There is no direction for the application of the rents and profits after that time, or for their accumulation. There is no valid limitation of an expectant estate suspending the power of alienation or of the ownership entitling the persons presumptively entitled to the next eventual estate to the rents and profits after the death of the widow, as undisposed of under the statute upon that subject. (1 R.S., 726, § 40.) The trust certainly would, from its nature and the terms and purposes of its creation, terminate upon the death of the widow as one, the purposes of which were fully accomplished, being for her personal benefit, neither assignable or descendible, and might also terminate at an earlier period, and for that, provision is made in the third paragraph of the will in the devise to the widow of a life estate in a portion of the realty subject to the trust. The trust was solely for the benefit of the widow, and for her life only, and did not suspend the power of alienation beyond a single life in existence at the time of its creation. In Irving
v. De Kay (9 Paige, 522, and 5 Denio, 646,) there were two successive trusts, and the case differed in that respect from the present. The trusts in that case being separable, the first was sustained and the last held invalid. The direction for a division of the estate may be interpreted as having respect to the termination of the trust estate, before the death of the widow, upon the happening of the event named; but if it did not, but must be read literally, it did not create or continue an estate in the executors named in the fifth, or the trustees named in the second paragraph of the will. The execution of that power, in whomsoever vested, did not suspend the operation of the devises of the several parts of the estate, or the power of alienation in the devisees. The devises are all in the present tense, and immediate to the devisees, and speaking from the death of the testator they took effect immediately, subject only to the trust for the life of Mrs. Provost. No division of the property devised was necessary, *Page 146 
as that was accomplished by the terms of the will assigning to the devisees in severally their respective portions. The introductory clause of the third paragraph of the will did not postpone the enjoyment of the devised estates. There was no estate or right of possession in any person other than the devisees, after the trust estate ceased, and it cannot be implied that the testator intended that the estate should vest in his heirs at law for the brief period of the minority of any of his children after the trust ceased, and thus qualify the present and absolute gifts of the will. The clause has no meaning, and can have no effect in overthrowing the otherwise intelligent and valid provisions of the will. The estates vest absolutely in the devisees, and are not subject to any condition or contingency by which they may be defeated before the period assigned in terms for the division of the property. This being the case even if the period of enjoyment should be deemed postponed, the estates have vested, and the law against perpetuities is not violated. (Duffield v. Duffield, 1 Dow.  Clark, 311; per BEST, Ch. J.; 1 Jar. on Wills, 733, et seq.)

◆ EXTRACTED RECORDS ◆
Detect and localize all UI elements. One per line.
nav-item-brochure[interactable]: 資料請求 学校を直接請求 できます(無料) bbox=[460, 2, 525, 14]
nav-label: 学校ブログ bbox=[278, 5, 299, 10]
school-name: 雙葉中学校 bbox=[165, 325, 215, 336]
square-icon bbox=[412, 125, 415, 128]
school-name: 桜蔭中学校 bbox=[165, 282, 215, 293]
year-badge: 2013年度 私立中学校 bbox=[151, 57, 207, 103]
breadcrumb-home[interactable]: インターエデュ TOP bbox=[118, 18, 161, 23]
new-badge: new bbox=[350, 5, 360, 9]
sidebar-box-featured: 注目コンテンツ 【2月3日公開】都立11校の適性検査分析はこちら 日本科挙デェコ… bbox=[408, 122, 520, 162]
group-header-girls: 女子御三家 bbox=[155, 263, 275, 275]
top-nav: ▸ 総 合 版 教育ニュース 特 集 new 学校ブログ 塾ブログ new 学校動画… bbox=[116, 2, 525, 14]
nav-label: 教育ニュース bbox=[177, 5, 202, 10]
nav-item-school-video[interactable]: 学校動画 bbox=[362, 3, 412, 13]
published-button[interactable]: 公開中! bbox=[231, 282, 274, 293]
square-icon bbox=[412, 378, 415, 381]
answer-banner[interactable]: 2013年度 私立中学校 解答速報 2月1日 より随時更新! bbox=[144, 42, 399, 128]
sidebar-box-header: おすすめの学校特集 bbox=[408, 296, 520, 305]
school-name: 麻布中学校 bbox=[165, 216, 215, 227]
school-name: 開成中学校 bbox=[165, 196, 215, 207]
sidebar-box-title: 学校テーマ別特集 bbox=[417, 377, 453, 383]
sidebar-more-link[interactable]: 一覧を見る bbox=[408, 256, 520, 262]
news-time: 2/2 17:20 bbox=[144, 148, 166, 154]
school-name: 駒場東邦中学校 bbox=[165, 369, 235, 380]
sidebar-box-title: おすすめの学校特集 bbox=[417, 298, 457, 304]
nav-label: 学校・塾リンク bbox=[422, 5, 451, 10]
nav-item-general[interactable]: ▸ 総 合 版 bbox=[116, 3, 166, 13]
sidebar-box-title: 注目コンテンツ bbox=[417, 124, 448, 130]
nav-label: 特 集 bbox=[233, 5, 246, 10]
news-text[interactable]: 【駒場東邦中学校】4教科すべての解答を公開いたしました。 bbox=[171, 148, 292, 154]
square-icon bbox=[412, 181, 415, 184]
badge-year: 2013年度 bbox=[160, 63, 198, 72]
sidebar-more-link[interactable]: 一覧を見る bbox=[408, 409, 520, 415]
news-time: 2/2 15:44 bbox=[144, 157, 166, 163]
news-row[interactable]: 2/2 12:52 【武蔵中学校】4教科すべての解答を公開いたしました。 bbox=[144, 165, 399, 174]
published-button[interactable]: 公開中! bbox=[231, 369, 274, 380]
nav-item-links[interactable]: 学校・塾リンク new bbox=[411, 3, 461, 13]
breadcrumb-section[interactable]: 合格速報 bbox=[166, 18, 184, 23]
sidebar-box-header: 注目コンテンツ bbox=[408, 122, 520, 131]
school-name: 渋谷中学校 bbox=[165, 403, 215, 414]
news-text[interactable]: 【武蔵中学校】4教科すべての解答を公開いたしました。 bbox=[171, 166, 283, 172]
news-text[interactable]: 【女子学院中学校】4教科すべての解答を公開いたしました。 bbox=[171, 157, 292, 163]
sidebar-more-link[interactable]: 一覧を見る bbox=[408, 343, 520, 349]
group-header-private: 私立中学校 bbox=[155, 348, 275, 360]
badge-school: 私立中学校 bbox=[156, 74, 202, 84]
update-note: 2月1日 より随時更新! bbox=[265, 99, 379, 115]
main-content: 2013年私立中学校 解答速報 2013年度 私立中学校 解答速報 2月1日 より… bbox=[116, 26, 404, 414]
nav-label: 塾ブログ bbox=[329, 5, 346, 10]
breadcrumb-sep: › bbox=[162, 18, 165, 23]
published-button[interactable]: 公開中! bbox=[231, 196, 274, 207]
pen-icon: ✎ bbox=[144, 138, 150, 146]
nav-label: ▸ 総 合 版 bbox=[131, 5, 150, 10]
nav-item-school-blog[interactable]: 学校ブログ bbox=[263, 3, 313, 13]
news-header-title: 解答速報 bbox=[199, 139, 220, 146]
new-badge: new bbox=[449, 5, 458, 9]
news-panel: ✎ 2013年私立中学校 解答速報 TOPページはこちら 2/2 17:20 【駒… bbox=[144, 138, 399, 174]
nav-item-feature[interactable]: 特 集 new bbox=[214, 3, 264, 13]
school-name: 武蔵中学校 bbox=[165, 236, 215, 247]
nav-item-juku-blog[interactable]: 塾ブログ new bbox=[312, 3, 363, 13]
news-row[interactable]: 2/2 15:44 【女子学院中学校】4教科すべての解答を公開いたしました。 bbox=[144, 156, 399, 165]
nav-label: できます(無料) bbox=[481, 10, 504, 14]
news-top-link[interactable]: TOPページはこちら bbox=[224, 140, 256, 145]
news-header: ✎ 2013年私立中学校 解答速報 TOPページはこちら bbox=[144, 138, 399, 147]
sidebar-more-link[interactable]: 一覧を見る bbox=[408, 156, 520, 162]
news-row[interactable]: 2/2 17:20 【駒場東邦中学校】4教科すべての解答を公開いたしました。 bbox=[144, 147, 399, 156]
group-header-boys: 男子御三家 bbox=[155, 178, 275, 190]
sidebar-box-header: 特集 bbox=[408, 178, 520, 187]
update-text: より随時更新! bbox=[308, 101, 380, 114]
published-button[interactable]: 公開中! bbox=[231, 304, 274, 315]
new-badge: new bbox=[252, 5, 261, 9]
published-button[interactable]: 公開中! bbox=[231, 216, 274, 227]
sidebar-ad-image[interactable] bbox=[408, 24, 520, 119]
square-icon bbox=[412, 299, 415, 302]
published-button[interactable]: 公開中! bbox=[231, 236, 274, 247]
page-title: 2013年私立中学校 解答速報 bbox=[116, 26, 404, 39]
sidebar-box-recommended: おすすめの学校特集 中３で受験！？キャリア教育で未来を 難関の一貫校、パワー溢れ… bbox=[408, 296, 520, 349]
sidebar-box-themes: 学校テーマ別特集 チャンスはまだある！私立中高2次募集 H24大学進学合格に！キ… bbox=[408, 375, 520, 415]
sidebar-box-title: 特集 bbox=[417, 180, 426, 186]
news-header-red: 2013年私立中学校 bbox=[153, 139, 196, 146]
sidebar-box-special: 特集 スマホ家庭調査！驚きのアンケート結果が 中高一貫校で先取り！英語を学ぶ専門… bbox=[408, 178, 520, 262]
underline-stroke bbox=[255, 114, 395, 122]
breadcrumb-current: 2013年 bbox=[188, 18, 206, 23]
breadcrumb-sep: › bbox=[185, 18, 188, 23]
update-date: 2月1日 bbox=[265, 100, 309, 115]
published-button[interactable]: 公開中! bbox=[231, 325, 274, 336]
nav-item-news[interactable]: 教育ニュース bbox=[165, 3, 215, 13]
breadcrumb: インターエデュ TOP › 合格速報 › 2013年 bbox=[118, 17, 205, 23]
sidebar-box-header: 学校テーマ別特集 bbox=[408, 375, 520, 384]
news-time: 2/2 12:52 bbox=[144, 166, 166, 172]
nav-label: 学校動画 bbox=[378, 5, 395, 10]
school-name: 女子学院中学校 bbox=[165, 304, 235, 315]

◆ WHAT YOU WILL DO ◆
#1 Which numbered paragraphs of the will does the court opinion mention?
#2 Translate this sentence from the court opinion into French: "The introductory clause of the third paragraph of the will did not postpone the enjoyment of the devised estates."
#3 Continue the court opinion on the will and trust from the point where it stops.
The material is separate from the court opinion.

◆ SOLVED TASKS ◆
#1 The second, third, and fifth paragraphs.

#2 La clause introductive du troisième paragraphe du testament ne différait pas la jouissance des biens légués.

#3
The costs were in the discretion of the court below, and their action in respect of them is not reviewable in this court. (Code, § 306.)
The reasons for this part of the judgment do not appear by the order, and as the question of costs was peculiarly within the discretion of the Supreme Court, its action must be deemed to have been in the exercise of that discretion, and not the subject of review.
The judgment must be affirmed, without costs to either party in this court as against the other.
All concur, except RAPALLO, J., absent.